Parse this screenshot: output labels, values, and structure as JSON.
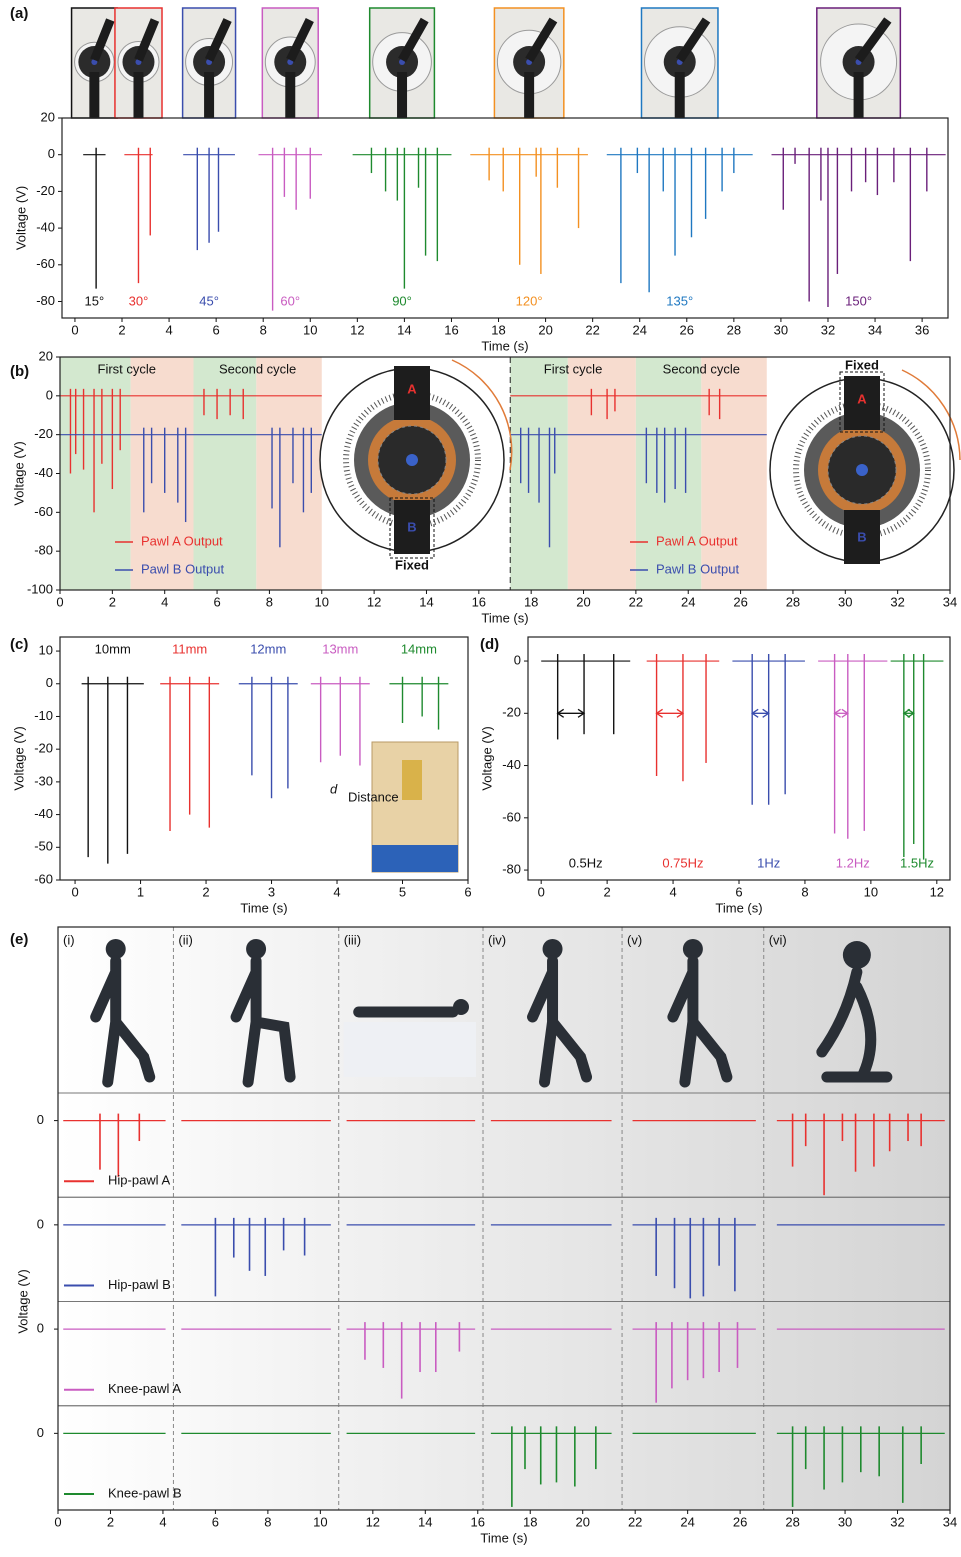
{
  "chart_data": [
    {
      "type": "spike",
      "panel": "(a)",
      "xlabel": "Time (s)",
      "ylabel": "Voltage (V)",
      "xlim": [
        -0.55,
        37.1
      ],
      "ylim": [
        -89,
        20
      ],
      "xticks": [
        0,
        2,
        4,
        6,
        8,
        10,
        12,
        14,
        16,
        18,
        20,
        22,
        24,
        26,
        28,
        30,
        32,
        34,
        36
      ],
      "yticks": [
        20,
        0,
        -20,
        -40,
        -60,
        -80
      ],
      "series": [
        {
          "name": "15°",
          "color": "#111111",
          "spans": [
            [
              0.35,
              1.3
            ]
          ],
          "x": [
            0.9
          ],
          "values": [
            -73
          ]
        },
        {
          "name": "30°",
          "color": "#e8312f",
          "spans": [
            [
              2.1,
              3.3
            ]
          ],
          "x": [
            2.7,
            3.2
          ],
          "values": [
            -70,
            -44
          ]
        },
        {
          "name": "45°",
          "color": "#3a4dad",
          "spans": [
            [
              4.6,
              6.8
            ]
          ],
          "x": [
            5.2,
            5.7,
            6.1
          ],
          "values": [
            -52,
            -48,
            -42
          ]
        },
        {
          "name": "60°",
          "color": "#c95cc1",
          "spans": [
            [
              7.8,
              10.5
            ]
          ],
          "x": [
            8.4,
            8.9,
            9.4,
            10.0
          ],
          "values": [
            -85,
            -23,
            -30,
            -24
          ]
        },
        {
          "name": "90°",
          "color": "#1e8a2e",
          "spans": [
            [
              11.8,
              16.0
            ]
          ],
          "x": [
            12.6,
            13.2,
            13.7,
            14.0,
            14.6,
            14.9,
            15.4
          ],
          "values": [
            -10,
            -20,
            -25,
            -73,
            -18,
            -55,
            -58
          ]
        },
        {
          "name": "120°",
          "color": "#f39021",
          "spans": [
            [
              16.8,
              21.8
            ]
          ],
          "x": [
            17.6,
            18.2,
            18.9,
            19.6,
            19.8,
            20.5,
            21.4
          ],
          "values": [
            -14,
            -20,
            -60,
            -12,
            -65,
            -18,
            -40
          ]
        },
        {
          "name": "135°",
          "color": "#1f78c1",
          "spans": [
            [
              22.6,
              28.8
            ]
          ],
          "x": [
            23.2,
            23.9,
            24.4,
            25.0,
            25.5,
            26.2,
            26.8,
            27.5,
            28.0
          ],
          "values": [
            -70,
            -10,
            -75,
            -20,
            -55,
            -45,
            -35,
            -20,
            -10
          ]
        },
        {
          "name": "150°",
          "color": "#6a1f7a",
          "spans": [
            [
              29.6,
              37.0
            ]
          ],
          "x": [
            30.1,
            30.6,
            31.2,
            31.7,
            32.0,
            32.4,
            33.0,
            33.6,
            34.1,
            34.8,
            35.5,
            36.2
          ],
          "values": [
            -30,
            -5,
            -80,
            -25,
            -83,
            -65,
            -20,
            -15,
            -22,
            -15,
            -58,
            -20
          ]
        }
      ]
    },
    {
      "type": "spike",
      "panel": "(b)",
      "xlabel": "Time (s)",
      "ylabel": "Voltage (V)",
      "xlim": [
        0,
        34
      ],
      "ylim": [
        -100,
        20
      ],
      "xticks": [
        0,
        2,
        4,
        6,
        8,
        10,
        12,
        14,
        16,
        18,
        20,
        22,
        24,
        26,
        28,
        30,
        32,
        34
      ],
      "yticks": [
        20,
        0,
        -20,
        -40,
        -60,
        -80,
        -100
      ],
      "regions": [
        {
          "x": [
            0,
            2.7
          ],
          "color": "#d3e8cf"
        },
        {
          "x": [
            2.7,
            5.1
          ],
          "color": "#f7dccf"
        },
        {
          "x": [
            5.1,
            7.5
          ],
          "color": "#d3e8cf"
        },
        {
          "x": [
            7.5,
            10
          ],
          "color": "#f7dccf"
        },
        {
          "x": [
            17.2,
            19.4
          ],
          "color": "#d3e8cf"
        },
        {
          "x": [
            19.4,
            22
          ],
          "color": "#f7dccf"
        },
        {
          "x": [
            22,
            24.5
          ],
          "color": "#d3e8cf"
        },
        {
          "x": [
            24.5,
            27
          ],
          "color": "#f7dccf"
        }
      ],
      "cycles": [
        {
          "label": "First cycle",
          "x": [
            0,
            5.1
          ]
        },
        {
          "label": "Second cycle",
          "x": [
            5.1,
            10
          ]
        },
        {
          "label": "First cycle",
          "x": [
            17.2,
            22
          ]
        },
        {
          "label": "Second cycle",
          "x": [
            22,
            27
          ]
        }
      ],
      "divider": 17.2,
      "diagram_labels": [
        "A",
        "B",
        "Fixed"
      ],
      "series": [
        {
          "name": "Pawl A Output",
          "color": "#e8312f",
          "baseline": 0,
          "spans": [
            [
              0,
              10
            ],
            [
              17.2,
              27
            ]
          ],
          "x": [
            0.4,
            0.6,
            0.9,
            1.3,
            1.6,
            2.0,
            2.3,
            5.5,
            6.0,
            6.5,
            7.0,
            20.3,
            20.9,
            21.2,
            24.8,
            25.2
          ],
          "values": [
            -40,
            -30,
            -38,
            -60,
            -35,
            -48,
            -28,
            -10,
            -12,
            -10,
            -12,
            -10,
            -12,
            -8,
            -10,
            -12
          ]
        },
        {
          "name": "Pawl B Output",
          "color": "#3a4dad",
          "baseline": -20,
          "spans": [
            [
              0,
              10
            ],
            [
              17.2,
              27
            ]
          ],
          "x": [
            3.2,
            3.5,
            4.0,
            4.5,
            4.8,
            8.1,
            8.4,
            8.9,
            9.3,
            9.6,
            17.6,
            17.9,
            18.3,
            18.7,
            18.9,
            22.4,
            22.8,
            23.1,
            23.5,
            23.9
          ],
          "values": [
            -60,
            -45,
            -50,
            -55,
            -65,
            -58,
            -78,
            -45,
            -60,
            -50,
            -45,
            -50,
            -55,
            -78,
            -40,
            -45,
            -50,
            -55,
            -48,
            -50
          ]
        }
      ]
    },
    {
      "type": "spike",
      "panel": "(c)",
      "xlabel": "Time (s)",
      "ylabel": "Voltage (V)",
      "xlim": [
        -0.23,
        6
      ],
      "ylim": [
        -60,
        14.3
      ],
      "xticks": [
        0,
        1,
        2,
        3,
        4,
        5,
        6
      ],
      "yticks": [
        10,
        0,
        -10,
        -20,
        -30,
        -40,
        -50,
        -60
      ],
      "inset": {
        "symbol": "d",
        "subscript": "Distance"
      },
      "series": [
        {
          "name": "10mm",
          "color": "#111111",
          "spans": [
            [
              0.1,
              1.05
            ]
          ],
          "x": [
            0.2,
            0.5,
            0.8
          ],
          "values": [
            -53,
            -55,
            -52
          ]
        },
        {
          "name": "11mm",
          "color": "#e8312f",
          "spans": [
            [
              1.3,
              2.2
            ]
          ],
          "x": [
            1.45,
            1.75,
            2.05
          ],
          "values": [
            -45,
            -40,
            -44
          ]
        },
        {
          "name": "12mm",
          "color": "#3a4dad",
          "spans": [
            [
              2.5,
              3.4
            ]
          ],
          "x": [
            2.7,
            3.0,
            3.25
          ],
          "values": [
            -28,
            -35,
            -32
          ]
        },
        {
          "name": "13mm",
          "color": "#c95cc1",
          "spans": [
            [
              3.6,
              4.5
            ]
          ],
          "x": [
            3.75,
            4.05,
            4.35
          ],
          "values": [
            -24,
            -22,
            -25
          ]
        },
        {
          "name": "14mm",
          "color": "#1e8a2e",
          "spans": [
            [
              4.8,
              5.7
            ]
          ],
          "x": [
            5.0,
            5.3,
            5.55
          ],
          "values": [
            -12,
            -10,
            -14
          ]
        }
      ]
    },
    {
      "type": "spike",
      "panel": "(d)",
      "xlabel": "Time (s)",
      "ylabel": "Voltage (V)",
      "xlim": [
        -0.4,
        12.4
      ],
      "ylim": [
        -83.8,
        9.2
      ],
      "xticks": [
        0,
        2,
        4,
        6,
        8,
        10,
        12
      ],
      "yticks": [
        0,
        -20,
        -40,
        -60,
        -80
      ],
      "series": [
        {
          "name": "0.5Hz",
          "color": "#111111",
          "spans": [
            [
              0,
              2.7
            ]
          ],
          "x": [
            0.5,
            1.3,
            2.2
          ],
          "values": [
            -30,
            -28,
            -28
          ]
        },
        {
          "name": "0.75Hz",
          "color": "#e8312f",
          "spans": [
            [
              3.2,
              5.4
            ]
          ],
          "x": [
            3.5,
            4.3,
            5.0
          ],
          "values": [
            -44,
            -46,
            -39
          ]
        },
        {
          "name": "1Hz",
          "color": "#3a4dad",
          "spans": [
            [
              5.8,
              8.0
            ]
          ],
          "x": [
            6.4,
            6.9,
            7.4
          ],
          "values": [
            -55,
            -55,
            -51
          ]
        },
        {
          "name": "1.2Hz",
          "color": "#c95cc1",
          "spans": [
            [
              8.4,
              10.5
            ]
          ],
          "x": [
            8.9,
            9.3,
            9.8
          ],
          "values": [
            -66,
            -68,
            -65
          ]
        },
        {
          "name": "1.5Hz",
          "color": "#1e8a2e",
          "spans": [
            [
              10.6,
              12.2
            ]
          ],
          "x": [
            11.0,
            11.3,
            11.6
          ],
          "values": [
            -75,
            -70,
            -76
          ]
        }
      ]
    },
    {
      "type": "spike-rows",
      "panel": "(e)",
      "xlabel": "Time (s)",
      "ylabel": "Voltage (V)",
      "xlim": [
        0,
        34
      ],
      "ylim": [
        -75,
        27
      ],
      "xticks": [
        0,
        2,
        4,
        6,
        8,
        10,
        12,
        14,
        16,
        18,
        20,
        22,
        24,
        26,
        28,
        30,
        32,
        34
      ],
      "yticks": [
        0
      ],
      "column_labels": [
        "(i)",
        "(ii)",
        "(iii)",
        "(iv)",
        "(v)",
        "(vi)"
      ],
      "dividers": [
        4.4,
        10.7,
        16.2,
        21.5,
        26.9
      ],
      "series": [
        {
          "name": "Hip-pawl A",
          "color": "#e8312f",
          "spans": [
            [
              0.2,
              4.1
            ],
            [
              4.7,
              10.4
            ],
            [
              11.0,
              15.9
            ],
            [
              16.5,
              21.1
            ],
            [
              21.9,
              26.6
            ],
            [
              27.4,
              33.8
            ]
          ],
          "x": [
            1.6,
            2.3,
            3.1,
            28.0,
            28.5,
            29.2,
            29.9,
            30.4,
            31.1,
            31.7,
            32.4,
            32.9
          ],
          "values": [
            -48,
            -55,
            -20,
            -45,
            -25,
            -73,
            -20,
            -50,
            -45,
            -30,
            -20,
            -25
          ]
        },
        {
          "name": "Hip-pawl B",
          "color": "#3a4dad",
          "spans": [
            [
              0.2,
              4.1
            ],
            [
              4.7,
              10.4
            ],
            [
              11.0,
              15.9
            ],
            [
              16.5,
              21.1
            ],
            [
              21.9,
              26.6
            ],
            [
              27.4,
              33.8
            ]
          ],
          "x": [
            6.0,
            6.7,
            7.3,
            7.9,
            8.6,
            9.4,
            22.8,
            23.5,
            24.1,
            24.6,
            25.2,
            25.8
          ],
          "values": [
            -70,
            -32,
            -45,
            -50,
            -25,
            -30,
            -50,
            -62,
            -72,
            -70,
            -40,
            -65
          ]
        },
        {
          "name": "Knee-pawl A",
          "color": "#c95cc1",
          "spans": [
            [
              0.2,
              4.1
            ],
            [
              4.7,
              10.4
            ],
            [
              11.0,
              15.9
            ],
            [
              16.5,
              21.1
            ],
            [
              21.9,
              26.6
            ],
            [
              27.4,
              33.8
            ]
          ],
          "x": [
            11.7,
            12.4,
            13.1,
            13.8,
            14.4,
            15.3,
            22.8,
            23.4,
            24.0,
            24.6,
            25.2,
            25.9
          ],
          "values": [
            -30,
            -38,
            -68,
            -42,
            -42,
            -22,
            -72,
            -58,
            -50,
            -48,
            -42,
            -38
          ]
        },
        {
          "name": "Knee-pawl B",
          "color": "#1e8a2e",
          "spans": [
            [
              0.2,
              4.1
            ],
            [
              4.7,
              10.4
            ],
            [
              11.0,
              15.9
            ],
            [
              16.5,
              21.1
            ],
            [
              21.9,
              26.6
            ],
            [
              27.4,
              33.8
            ]
          ],
          "x": [
            17.3,
            17.8,
            18.4,
            19.0,
            19.7,
            20.5,
            28.0,
            28.5,
            29.2,
            29.9,
            30.6,
            31.3,
            32.2,
            32.9
          ],
          "values": [
            -72,
            -35,
            -50,
            -48,
            -52,
            -35,
            -72,
            -35,
            -55,
            -48,
            -38,
            -42,
            -68,
            -30
          ]
        }
      ]
    }
  ]
}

__DIRECTIONS__.
Compute how many lines include the string "panel", then give that number by itself.

__TASK RESULT__.
5